§ **Фрагмент страницы**:

+---+

Православие было взято государством на вооружение сразу после небольшого скандала, в первые месяцы правления Лукашенко. Тогда Служба контроля президента начала очевидный для всех «накат» на «православный бизнес» Экзархата — вернее, его предприятия «Диакония», имевшего еще со времен Вячеслава Кебича льготы по поставкам спиртного в Беларусь и за ее пределы. На «спиртовой основе» росли православные храмы, в которых священники учили белорусов нравственности и проповедовали здоровый образ жизни.
В это время я по должности курировал в Администрации и структуры гражданского общества, частью которого (очевидно, «по недоразумению») считалась и Церковь. Помню, как раздался телефонный звонок, и бархатный голос Владыки Филарета, Митрополита Минского и Слуцкого, напомнив о нашем знакомстве, вопросил, не будет ли слишком смелым поступком пригласить главу Администрации Леонида Синицына посетить Экзархат и побеседовать, так сказать, о насущном.
Синицын на это приглашение только хмыкнул:
— Генерал!..
— Какой генерал? — не понял я.
— Владыка твой — генерал, не меньше. Точно знает, с кем разговаривать и о чем разговаривать. Позвони и скажи, что завтра будем.
Назавтра мы были в епархии, розоватого камня здание которой по форме напоминает митрополичью митру.
Владыка Филарет был радушен, держался традиционно непринужденно, но с осознанием собственной значимости. Шел пост, посему закусывать пришлось исключительно семужкой, качество приготовления которой было выше всяких похвал. За скромной трапезой обо всем и договорились. Синицын пообещал походатайствовать за Церковь Божию перед земным владыкой.
«Накат» на «Диаконию» был, таким образом, остановлен, и отношения Лукашенко с Православной церковью с той поры стали приятными и взаимными.

+---+

Листинг из набора данных
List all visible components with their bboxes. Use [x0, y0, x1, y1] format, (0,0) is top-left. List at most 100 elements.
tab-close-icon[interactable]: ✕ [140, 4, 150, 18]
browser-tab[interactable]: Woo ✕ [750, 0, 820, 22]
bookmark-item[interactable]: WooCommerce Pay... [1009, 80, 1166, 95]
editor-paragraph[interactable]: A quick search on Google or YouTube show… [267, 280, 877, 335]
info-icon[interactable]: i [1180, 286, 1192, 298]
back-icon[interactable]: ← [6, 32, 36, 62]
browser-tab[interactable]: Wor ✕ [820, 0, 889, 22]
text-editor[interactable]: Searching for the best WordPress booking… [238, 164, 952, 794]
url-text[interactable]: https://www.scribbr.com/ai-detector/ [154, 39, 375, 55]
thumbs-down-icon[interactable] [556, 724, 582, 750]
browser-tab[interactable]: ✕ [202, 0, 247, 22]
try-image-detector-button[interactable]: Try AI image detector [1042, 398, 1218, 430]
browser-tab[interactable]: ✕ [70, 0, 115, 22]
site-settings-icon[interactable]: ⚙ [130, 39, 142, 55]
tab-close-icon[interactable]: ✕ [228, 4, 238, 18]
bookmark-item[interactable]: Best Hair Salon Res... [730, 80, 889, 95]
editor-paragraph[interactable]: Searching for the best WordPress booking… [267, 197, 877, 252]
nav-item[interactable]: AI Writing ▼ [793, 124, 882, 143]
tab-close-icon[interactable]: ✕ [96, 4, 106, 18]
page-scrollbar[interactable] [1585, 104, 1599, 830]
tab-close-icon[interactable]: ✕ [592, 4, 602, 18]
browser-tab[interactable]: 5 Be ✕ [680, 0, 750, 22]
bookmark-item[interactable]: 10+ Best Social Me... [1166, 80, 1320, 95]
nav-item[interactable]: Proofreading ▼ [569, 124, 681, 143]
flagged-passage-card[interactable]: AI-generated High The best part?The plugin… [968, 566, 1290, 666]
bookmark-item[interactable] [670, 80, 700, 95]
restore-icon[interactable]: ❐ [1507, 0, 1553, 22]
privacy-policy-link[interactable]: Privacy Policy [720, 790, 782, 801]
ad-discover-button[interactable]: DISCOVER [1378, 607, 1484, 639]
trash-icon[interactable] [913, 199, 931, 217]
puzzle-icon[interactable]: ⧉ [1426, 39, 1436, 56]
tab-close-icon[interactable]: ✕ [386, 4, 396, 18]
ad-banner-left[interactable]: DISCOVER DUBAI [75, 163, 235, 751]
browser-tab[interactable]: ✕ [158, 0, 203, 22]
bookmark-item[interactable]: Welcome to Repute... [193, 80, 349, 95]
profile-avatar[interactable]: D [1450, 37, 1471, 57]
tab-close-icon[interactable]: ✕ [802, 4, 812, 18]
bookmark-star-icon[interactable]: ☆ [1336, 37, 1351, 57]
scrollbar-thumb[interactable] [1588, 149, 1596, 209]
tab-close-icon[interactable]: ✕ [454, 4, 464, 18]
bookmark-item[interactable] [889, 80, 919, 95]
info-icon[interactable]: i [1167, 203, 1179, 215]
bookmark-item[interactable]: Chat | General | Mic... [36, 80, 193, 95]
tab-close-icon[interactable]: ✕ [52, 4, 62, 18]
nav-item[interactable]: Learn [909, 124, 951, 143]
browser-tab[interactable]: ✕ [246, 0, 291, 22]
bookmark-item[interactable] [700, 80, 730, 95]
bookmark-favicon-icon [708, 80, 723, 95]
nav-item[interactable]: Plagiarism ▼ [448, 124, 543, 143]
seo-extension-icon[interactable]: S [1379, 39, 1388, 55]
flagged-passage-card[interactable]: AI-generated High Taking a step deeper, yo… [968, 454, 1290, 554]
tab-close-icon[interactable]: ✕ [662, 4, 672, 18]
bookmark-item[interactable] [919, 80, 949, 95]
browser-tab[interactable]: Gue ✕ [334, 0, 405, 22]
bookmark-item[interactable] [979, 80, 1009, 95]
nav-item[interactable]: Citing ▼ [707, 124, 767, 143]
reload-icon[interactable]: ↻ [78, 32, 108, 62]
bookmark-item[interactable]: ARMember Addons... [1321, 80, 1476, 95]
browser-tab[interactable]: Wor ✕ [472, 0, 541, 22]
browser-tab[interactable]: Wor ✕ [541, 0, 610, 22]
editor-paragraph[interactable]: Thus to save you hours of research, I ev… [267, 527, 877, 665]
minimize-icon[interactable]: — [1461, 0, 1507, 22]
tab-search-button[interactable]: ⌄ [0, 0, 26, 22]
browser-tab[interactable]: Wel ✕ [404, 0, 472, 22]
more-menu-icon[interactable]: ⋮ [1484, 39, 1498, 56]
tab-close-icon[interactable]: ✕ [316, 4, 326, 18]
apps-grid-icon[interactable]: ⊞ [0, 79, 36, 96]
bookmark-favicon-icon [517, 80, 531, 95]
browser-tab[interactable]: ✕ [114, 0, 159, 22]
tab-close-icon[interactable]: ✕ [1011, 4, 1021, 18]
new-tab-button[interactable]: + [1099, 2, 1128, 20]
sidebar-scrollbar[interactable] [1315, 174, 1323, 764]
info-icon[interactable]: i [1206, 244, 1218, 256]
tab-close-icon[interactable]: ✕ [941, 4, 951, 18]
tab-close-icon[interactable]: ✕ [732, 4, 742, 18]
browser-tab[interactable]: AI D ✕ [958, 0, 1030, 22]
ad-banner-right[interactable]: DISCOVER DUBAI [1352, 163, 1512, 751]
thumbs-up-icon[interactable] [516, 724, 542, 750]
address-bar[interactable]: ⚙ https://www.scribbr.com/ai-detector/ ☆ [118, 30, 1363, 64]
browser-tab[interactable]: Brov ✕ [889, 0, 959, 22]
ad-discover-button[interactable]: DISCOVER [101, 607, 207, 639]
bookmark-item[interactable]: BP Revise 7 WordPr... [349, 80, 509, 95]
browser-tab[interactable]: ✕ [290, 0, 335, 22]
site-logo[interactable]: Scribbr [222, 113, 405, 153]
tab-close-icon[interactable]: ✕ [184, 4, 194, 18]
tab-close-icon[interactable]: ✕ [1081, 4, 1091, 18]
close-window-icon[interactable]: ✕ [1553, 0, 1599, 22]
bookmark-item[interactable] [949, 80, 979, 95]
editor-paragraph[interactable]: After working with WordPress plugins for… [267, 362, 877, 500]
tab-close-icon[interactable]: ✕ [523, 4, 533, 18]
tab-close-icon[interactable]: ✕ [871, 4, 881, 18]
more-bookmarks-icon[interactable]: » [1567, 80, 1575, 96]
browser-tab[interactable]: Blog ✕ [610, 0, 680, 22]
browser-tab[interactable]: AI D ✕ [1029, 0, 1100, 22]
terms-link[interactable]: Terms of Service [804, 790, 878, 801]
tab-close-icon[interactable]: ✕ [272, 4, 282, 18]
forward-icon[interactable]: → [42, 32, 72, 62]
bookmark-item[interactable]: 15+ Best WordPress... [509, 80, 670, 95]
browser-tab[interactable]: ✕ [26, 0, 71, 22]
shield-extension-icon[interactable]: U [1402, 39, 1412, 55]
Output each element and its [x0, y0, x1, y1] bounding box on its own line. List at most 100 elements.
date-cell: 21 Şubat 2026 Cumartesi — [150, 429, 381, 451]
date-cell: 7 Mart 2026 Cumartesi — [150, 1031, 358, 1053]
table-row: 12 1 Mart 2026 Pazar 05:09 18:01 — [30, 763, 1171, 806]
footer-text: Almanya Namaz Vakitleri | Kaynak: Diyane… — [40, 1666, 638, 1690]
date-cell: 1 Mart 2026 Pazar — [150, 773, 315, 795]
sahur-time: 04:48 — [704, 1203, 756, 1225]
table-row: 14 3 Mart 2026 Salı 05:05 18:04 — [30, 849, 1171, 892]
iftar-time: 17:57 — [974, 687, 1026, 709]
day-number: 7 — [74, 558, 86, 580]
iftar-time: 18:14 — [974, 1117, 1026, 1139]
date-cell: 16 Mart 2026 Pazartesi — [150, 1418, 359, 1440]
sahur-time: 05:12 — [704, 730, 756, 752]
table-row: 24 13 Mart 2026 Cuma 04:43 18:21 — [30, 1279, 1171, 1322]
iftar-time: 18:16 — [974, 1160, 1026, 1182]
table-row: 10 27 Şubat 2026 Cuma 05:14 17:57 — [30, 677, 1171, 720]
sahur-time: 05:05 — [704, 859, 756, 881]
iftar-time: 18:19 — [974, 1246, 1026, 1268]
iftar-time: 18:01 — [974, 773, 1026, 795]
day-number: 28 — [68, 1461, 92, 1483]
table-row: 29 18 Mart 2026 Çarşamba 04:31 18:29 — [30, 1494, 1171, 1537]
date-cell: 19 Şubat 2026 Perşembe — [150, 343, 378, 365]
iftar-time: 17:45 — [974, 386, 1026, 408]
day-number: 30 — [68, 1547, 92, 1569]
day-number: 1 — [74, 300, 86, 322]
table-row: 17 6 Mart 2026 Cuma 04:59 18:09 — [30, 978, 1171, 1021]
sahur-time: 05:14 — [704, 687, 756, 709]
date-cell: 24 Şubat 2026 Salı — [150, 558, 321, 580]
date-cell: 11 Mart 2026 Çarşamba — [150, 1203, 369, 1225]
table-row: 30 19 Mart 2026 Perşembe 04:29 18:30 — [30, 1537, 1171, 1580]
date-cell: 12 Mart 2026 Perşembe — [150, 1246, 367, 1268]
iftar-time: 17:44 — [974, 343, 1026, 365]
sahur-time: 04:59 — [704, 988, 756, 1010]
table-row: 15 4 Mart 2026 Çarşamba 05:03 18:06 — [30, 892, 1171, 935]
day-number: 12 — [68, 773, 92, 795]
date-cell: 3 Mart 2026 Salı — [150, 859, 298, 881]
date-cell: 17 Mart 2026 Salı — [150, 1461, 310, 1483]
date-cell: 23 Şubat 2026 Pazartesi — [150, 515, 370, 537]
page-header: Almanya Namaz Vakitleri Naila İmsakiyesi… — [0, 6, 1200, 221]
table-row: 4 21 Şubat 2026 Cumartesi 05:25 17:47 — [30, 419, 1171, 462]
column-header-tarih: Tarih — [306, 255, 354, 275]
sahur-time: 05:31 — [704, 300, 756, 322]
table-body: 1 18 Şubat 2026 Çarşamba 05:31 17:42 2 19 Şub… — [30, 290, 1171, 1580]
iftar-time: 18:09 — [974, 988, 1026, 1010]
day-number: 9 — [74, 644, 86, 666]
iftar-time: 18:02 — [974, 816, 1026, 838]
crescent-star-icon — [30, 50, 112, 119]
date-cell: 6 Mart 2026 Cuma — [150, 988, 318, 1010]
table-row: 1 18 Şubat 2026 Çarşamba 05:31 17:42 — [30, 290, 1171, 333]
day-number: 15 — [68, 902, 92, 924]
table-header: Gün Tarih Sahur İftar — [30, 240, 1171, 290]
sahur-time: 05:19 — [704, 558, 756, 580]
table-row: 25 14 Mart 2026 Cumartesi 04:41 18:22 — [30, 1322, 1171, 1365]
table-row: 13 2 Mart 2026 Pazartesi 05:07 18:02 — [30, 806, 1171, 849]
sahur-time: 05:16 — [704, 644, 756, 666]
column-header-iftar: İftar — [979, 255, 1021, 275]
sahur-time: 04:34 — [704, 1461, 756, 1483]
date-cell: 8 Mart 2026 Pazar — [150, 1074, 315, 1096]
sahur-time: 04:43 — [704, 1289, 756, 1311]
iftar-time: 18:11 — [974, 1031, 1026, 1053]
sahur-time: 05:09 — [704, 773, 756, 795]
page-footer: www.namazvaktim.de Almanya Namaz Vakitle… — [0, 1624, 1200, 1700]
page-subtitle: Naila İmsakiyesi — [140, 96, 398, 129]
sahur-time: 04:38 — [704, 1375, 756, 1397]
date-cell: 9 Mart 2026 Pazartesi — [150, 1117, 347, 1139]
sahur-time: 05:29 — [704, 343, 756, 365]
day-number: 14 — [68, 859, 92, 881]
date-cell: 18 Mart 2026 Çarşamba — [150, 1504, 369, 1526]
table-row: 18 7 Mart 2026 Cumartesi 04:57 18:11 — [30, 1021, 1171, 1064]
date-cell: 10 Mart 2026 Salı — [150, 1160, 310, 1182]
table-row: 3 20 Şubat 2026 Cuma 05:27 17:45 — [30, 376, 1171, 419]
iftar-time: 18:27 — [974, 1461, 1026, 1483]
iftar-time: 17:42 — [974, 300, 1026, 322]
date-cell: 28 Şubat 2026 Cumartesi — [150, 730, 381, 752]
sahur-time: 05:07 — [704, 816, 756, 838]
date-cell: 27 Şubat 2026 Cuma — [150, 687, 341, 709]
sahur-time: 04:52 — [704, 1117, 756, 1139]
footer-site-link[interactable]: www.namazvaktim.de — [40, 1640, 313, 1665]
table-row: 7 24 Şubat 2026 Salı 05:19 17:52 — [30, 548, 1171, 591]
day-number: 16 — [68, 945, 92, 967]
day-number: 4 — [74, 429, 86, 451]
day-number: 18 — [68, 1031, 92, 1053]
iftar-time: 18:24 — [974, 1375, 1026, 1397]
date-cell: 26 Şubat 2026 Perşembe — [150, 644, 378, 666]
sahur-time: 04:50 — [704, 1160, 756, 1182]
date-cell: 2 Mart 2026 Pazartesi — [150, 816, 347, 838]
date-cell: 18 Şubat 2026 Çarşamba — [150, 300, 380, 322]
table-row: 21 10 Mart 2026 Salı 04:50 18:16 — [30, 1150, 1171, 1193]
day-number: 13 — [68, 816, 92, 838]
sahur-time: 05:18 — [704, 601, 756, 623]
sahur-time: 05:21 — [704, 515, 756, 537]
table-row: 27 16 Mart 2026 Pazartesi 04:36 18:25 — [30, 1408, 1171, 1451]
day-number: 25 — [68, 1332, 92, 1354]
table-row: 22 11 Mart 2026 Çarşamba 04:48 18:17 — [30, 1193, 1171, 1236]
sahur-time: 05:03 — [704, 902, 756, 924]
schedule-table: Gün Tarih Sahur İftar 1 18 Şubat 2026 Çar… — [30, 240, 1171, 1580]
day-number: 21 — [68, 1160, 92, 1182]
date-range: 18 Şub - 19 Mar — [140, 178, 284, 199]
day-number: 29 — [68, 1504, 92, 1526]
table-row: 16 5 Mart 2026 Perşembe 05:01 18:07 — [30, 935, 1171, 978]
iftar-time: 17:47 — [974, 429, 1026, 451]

+---+

§ **Части упражнения**:
1. Как называлось предприятие Экзархата, на которое, согласно фрагменту страницы, начался «накат»?
2. Преобразуйте в нумерованный список строки листинга, начиная с самого начала листинга и заканчивая строкой, содержащей «nav-item[interactable]: AI Writing», включительно. Пустые строки пропустите.

§ **Результаты заданий**:
1. «Диакония».

2.
1. List all visible components with their bboxes. Use [x0, y0, x1, y1] format, (0,0) is top-left. List at most 100 elements.
2. tab-close-icon[interactable]: ✕ [140, 4, 150, 18]
3. browser-tab[interactable]: Woo ✕ [750, 0, 820, 22]
4. bookmark-item[interactable]: WooCommerce Pay... [1009, 80, 1166, 95]
5. editor-paragraph[interactable]: A quick search on Google or YouTube show… [267, 280, 877, 335]
6. info-icon[interactable]: i [1180, 286, 1192, 298]
7. back-icon[interactable]: ← [6, 32, 36, 62]
8. browser-tab[interactable]: Wor ✕ [820, 0, 889, 22]
9. text-editor[interactable]: Searching for the best WordPress booking… [238, 164, 952, 794]
10. url-text[interactable]: https://www.scribbr.com/ai-detector/ [154, 39, 375, 55]
11. thumbs-down-icon[interactable] [556, 724, 582, 750]
12. browser-tab[interactable]: ✕ [202, 0, 247, 22]
13. try-image-detector-button[interactable]: Try AI image detector [1042, 398, 1218, 430]
14. browser-tab[interactable]: ✕ [70, 0, 115, 22]
15. site-settings-icon[interactable]: ⚙ [130, 39, 142, 55]
16. tab-close-icon[interactable]: ✕ [228, 4, 238, 18]
17. bookmark-item[interactable]: Best Hair Salon Res... [730, 80, 889, 95]
18. editor-paragraph[interactable]: Searching for the best WordPress booking… [267, 197, 877, 252]
19. nav-item[interactable]: AI Writing ▼ [793, 124, 882, 143]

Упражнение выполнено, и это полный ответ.